— start of Passage —

- Date: 1 October 2020
- Venue: Freemasons Hall, Adelaide, Australia
- Hosted by: Jessica Braithwaite and Dylan Lewis
- Most wins: Tones and I; Stella Donnelly; (2)
- Most nominations: Tones and I; Stella Donnelly; Julia Jacklin; Sampa The Great; (3)
- Website: Official website

= AIR Awards of 2020 =

Edition of annual Australian music award

The 2020 AIR Awards was the fourteenth annual Australian Independent Record Labels Association Music Awards ceremony (generally known as the AIR Awards). It took place on 1 October 2020 in Adelaide.

The nominations were revealed on 7 July 2020, consisting of sixteen categories, up four from twelve, as was the case in 2019. The four new categories were: Best Independent Pop Album or EP, Best Independent Rock Album or EP, Best Independent Children's Album or EP, and Best Independent Soul/R&B Album or EP. The award for Best Independent Hard Rock, Heavy or Punk Album was split in two, recognising Punk and Heavy separately. For the first time, the ceremony didn't include the Best Independent Artist category.

==Performers==
- Stella Donnelly
- The Teskey Brothers
- Angie McMahon
- The Soul Movers

==Nominees and winners==
===AIR Awards===
Winners are listed first and highlighted in boldface; other final nominees are listed alphabetically.

— end of Passage —

» Task prompt: In the passage on the 2020 AIR Awards, on what date were the nominations revealed? The records that come next play no part in this.

— start of Material supplied —

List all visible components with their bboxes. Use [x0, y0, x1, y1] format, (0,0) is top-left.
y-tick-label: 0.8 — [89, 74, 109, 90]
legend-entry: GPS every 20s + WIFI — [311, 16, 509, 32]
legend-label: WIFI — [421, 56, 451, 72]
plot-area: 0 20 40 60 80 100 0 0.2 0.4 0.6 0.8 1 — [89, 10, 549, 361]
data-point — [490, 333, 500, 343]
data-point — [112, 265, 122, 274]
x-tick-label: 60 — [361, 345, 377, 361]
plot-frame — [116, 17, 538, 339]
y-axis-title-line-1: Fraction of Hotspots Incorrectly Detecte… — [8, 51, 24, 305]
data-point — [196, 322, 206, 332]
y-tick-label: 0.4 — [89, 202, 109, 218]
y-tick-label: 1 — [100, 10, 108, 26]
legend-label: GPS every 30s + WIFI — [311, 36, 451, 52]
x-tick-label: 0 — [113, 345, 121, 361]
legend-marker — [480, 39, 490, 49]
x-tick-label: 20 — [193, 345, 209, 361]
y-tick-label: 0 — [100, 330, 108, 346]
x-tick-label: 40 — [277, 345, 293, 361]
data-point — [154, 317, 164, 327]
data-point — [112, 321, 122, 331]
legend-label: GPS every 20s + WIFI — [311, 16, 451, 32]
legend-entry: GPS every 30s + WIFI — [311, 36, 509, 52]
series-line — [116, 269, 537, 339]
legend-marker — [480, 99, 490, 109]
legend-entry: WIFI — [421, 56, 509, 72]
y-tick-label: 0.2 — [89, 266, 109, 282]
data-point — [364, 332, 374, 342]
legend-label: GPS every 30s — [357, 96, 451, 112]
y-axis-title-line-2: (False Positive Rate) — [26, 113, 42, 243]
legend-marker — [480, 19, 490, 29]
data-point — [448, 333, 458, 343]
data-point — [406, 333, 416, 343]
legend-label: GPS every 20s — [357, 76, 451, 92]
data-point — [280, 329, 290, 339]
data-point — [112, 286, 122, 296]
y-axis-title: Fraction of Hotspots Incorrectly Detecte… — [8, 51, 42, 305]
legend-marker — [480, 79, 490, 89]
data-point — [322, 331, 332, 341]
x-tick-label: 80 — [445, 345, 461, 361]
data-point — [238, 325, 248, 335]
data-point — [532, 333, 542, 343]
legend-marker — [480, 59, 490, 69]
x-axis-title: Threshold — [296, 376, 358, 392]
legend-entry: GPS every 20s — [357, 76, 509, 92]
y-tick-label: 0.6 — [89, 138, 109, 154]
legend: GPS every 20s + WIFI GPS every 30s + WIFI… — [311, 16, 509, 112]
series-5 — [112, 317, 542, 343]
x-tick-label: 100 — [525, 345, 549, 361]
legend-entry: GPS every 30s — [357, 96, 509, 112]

— end of Material supplied —

» Answer in full: 7 July 2020